**EXERCISE GOAL:**
Quote, verbatim, all material below, without pictures.

**SUPPLIED MATERIAL:**
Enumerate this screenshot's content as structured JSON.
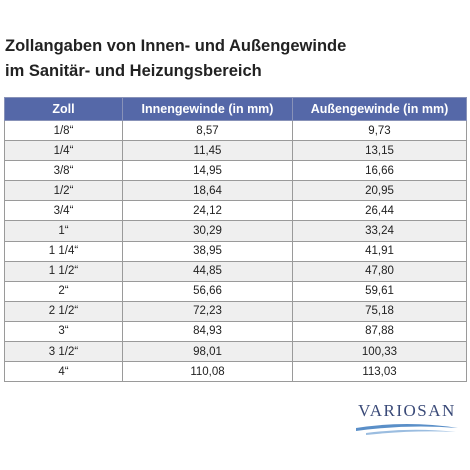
{
  "header": {
    "title": [
      "Zollangaben von Innen- und Außengewinde",
      "im Sanitär- und Heizungsbereich"
    ]
  },
  "table": {
    "columns": [
      "Zoll",
      "Innengewinde (in mm)",
      "Außengewinde (in mm)"
    ],
    "rows": [
      [
        "1/8“",
        "8,57",
        "9,73"
      ],
      [
        "1/4“",
        "11,45",
        "13,15"
      ],
      [
        "3/8“",
        "14,95",
        "16,66"
      ],
      [
        "1/2“",
        "18,64",
        "20,95"
      ],
      [
        "3/4“",
        "24,12",
        "26,44"
      ],
      [
        "1“",
        "30,29",
        "33,24"
      ],
      [
        "1 1/4“",
        "38,95",
        "41,91"
      ],
      [
        "1 1/2“",
        "44,85",
        "47,80"
      ],
      [
        "2“",
        "56,66",
        "59,61"
      ],
      [
        "2 1/2“",
        "72,23",
        "75,18"
      ],
      [
        "3“",
        "84,93",
        "87,88"
      ],
      [
        "3 1/2“",
        "98,01",
        "100,33"
      ],
      [
        "4“",
        "110,08",
        "113,03"
      ]
    ]
  },
  "logo": {
    "text": "VARIOSAN"
  }
}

**SOLUTION:**
Enumerate this screenshot's content as structured JSON.
{
  "header": {
    "title": [
      "Zollangaben von Innen- und Außengewinde",
      "im Sanitär- und Heizungsbereich"
    ]
  },
  "table": {
    "columns": [
      "Zoll",
      "Innengewinde (in mm)",
      "Außengewinde (in mm)"
    ],
    "rows": [
      [
        "1/8“",
        "8,57",
        "9,73"
      ],
      [
        "1/4“",
        "11,45",
        "13,15"
      ],
      [
        "3/8“",
        "14,95",
        "16,66"
      ],
      [
        "1/2“",
        "18,64",
        "20,95"
      ],
      [
        "3/4“",
        "24,12",
        "26,44"
      ],
      [
        "1“",
        "30,29",
        "33,24"
      ],
      [
        "1 1/4“",
        "38,95",
        "41,91"
      ],
      [
        "1 1/2“",
        "44,85",
        "47,80"
      ],
      [
        "2“",
        "56,66",
        "59,61"
      ],
      [
        "2 1/2“",
        "72,23",
        "75,18"
      ],
      [
        "3“",
        "84,93",
        "87,88"
      ],
      [
        "3 1/2“",
        "98,01",
        "100,33"
      ],
      [
        "4“",
        "110,08",
        "113,03"
      ]
    ]
  },
  "logo": {
    "text": "VARIOSAN"
  }
}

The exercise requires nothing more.